---------- Task inputs

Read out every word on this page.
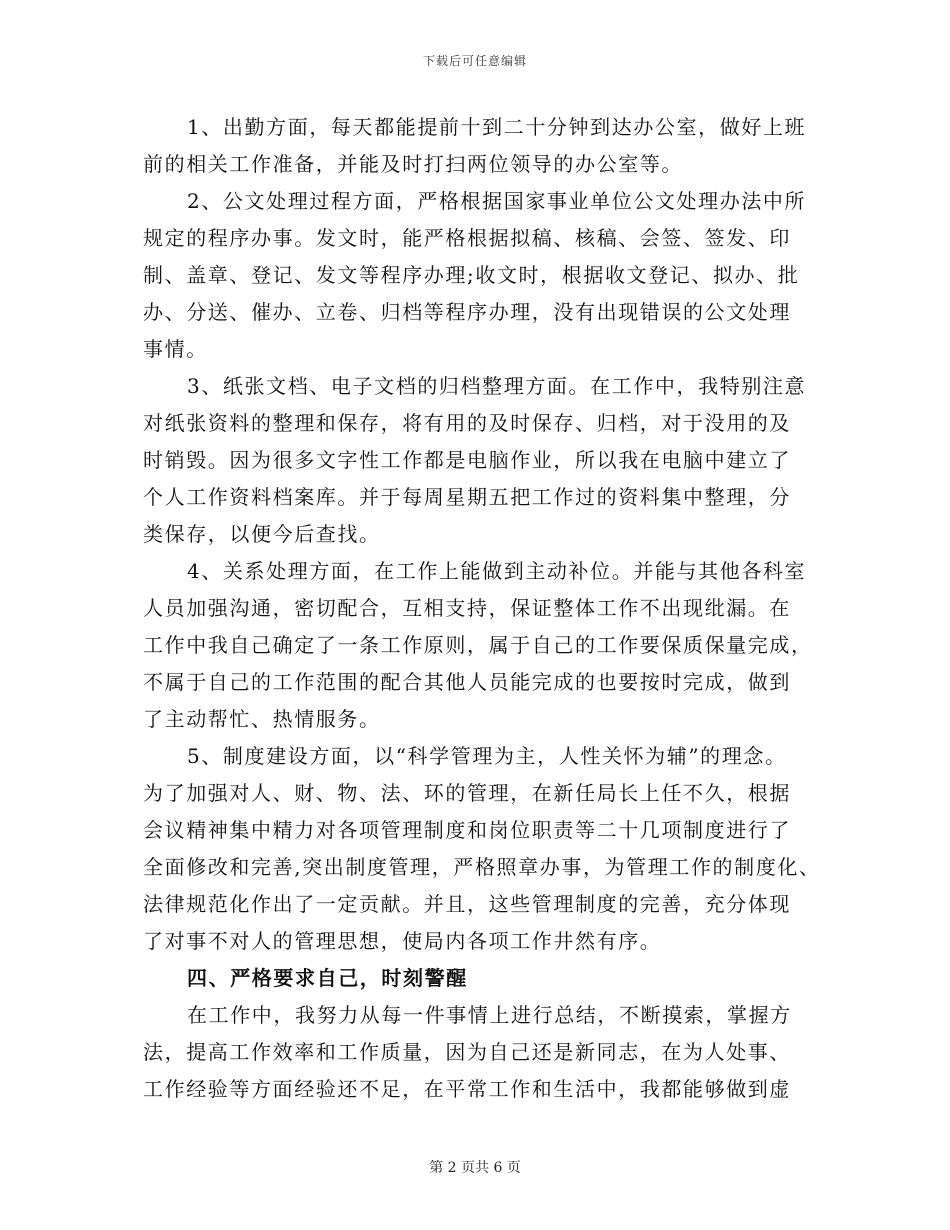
下载后可任意编辑
1、出勤方面，每天都能提前十到二十分钟到达办公室，做好上班
前的相关工作准备，并能及时打扫两位领导的办公室等。
2、公文处理过程方面，严格根据国家事业单位公文处理办法中所
规定的程序办事。发文时，能严格根据拟稿、核稿、会签、签发、印
制、盖章、登记、发文等程序办理;收文时，根据收文登记、拟办、批
办、分送、催办、立卷、归档等程序办理，没有出现错误的公文处理
事情。
3、纸张文档、电子文档的归档整理方面。在工作中，我特别注意
对纸张资料的整理和保存，将有用的及时保存、归档，对于没用的及
时销毁。因为很多文字性工作都是电脑作业，所以我在电脑中建立了
个人工作资料档案库。并于每周星期五把工作过的资料集中整理，分
类保存，以便今后查找。
4、关系处理方面，在工作上能做到主动补位。并能与其他各科室
人员加强沟通，密切配合，互相支持，保证整体工作不出现纰漏。在
工作中我自己确定了一条工作原则，属于自己的工作要保质保量完成，
不属于自己的工作范围的配合其他人员能完成的也要按时完成，做到
了主动帮忙、热情服务。
5、制度建设方面，以“科学管理为主，人性关怀为辅”的理念。
为了加强对人、财、物、法、环的管理，在新任局长上任不久，根据
会议精神集中精力对各项管理制度和岗位职责等二十几项制度进行了
全面修改和完善,突出制度管理，严格照章办事，为管理工作的制度化、
法律规范化作出了一定贡献。并且，这些管理制度的完善，充分体现
了对事不对人的管理思想，使局内各项工作井然有序。
四、严格要求自己，时刻警醒
在工作中，我努力从每一件事情上进行总结，不断摸索，掌握方
法，提高工作效率和工作质量，因为自己还是新同志，在为人处事、
工作经验等方面经验还不足，在平常工作和生活中，我都能够做到虚
第 2 页共 6 页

--------------------

**What to produce:**
Transcribe the material exactly, keeping every word and none of the pictures.

**Worked answer:**
Read out every word on this page.
下载后可任意编辑
1、出勤方面，每天都能提前十到二十分钟到达办公室，做好上班
前的相关工作准备，并能及时打扫两位领导的办公室等。
2、公文处理过程方面，严格根据国家事业单位公文处理办法中所
规定的程序办事。发文时，能严格根据拟稿、核稿、会签、签发、印
制、盖章、登记、发文等程序办理;收文时，根据收文登记、拟办、批
办、分送、催办、立卷、归档等程序办理，没有出现错误的公文处理
事情。
3、纸张文档、电子文档的归档整理方面。在工作中，我特别注意
对纸张资料的整理和保存，将有用的及时保存、归档，对于没用的及
时销毁。因为很多文字性工作都是电脑作业，所以我在电脑中建立了
个人工作资料档案库。并于每周星期五把工作过的资料集中整理，分
类保存，以便今后查找。
4、关系处理方面，在工作上能做到主动补位。并能与其他各科室
人员加强沟通，密切配合，互相支持，保证整体工作不出现纰漏。在
工作中我自己确定了一条工作原则，属于自己的工作要保质保量完成，
不属于自己的工作范围的配合其他人员能完成的也要按时完成，做到
了主动帮忙、热情服务。
5、制度建设方面，以“科学管理为主，人性关怀为辅”的理念。
为了加强对人、财、物、法、环的管理，在新任局长上任不久，根据
会议精神集中精力对各项管理制度和岗位职责等二十几项制度进行了
全面修改和完善,突出制度管理，严格照章办事，为管理工作的制度化、
法律规范化作出了一定贡献。并且，这些管理制度的完善，充分体现
了对事不对人的管理思想，使局内各项工作井然有序。
四、严格要求自己，时刻警醒
在工作中，我努力从每一件事情上进行总结，不断摸索，掌握方
法，提高工作效率和工作质量，因为自己还是新同志，在为人处事、
工作经验等方面经验还不足，在平常工作和生活中，我都能够做到虚
第 2 页共 6 页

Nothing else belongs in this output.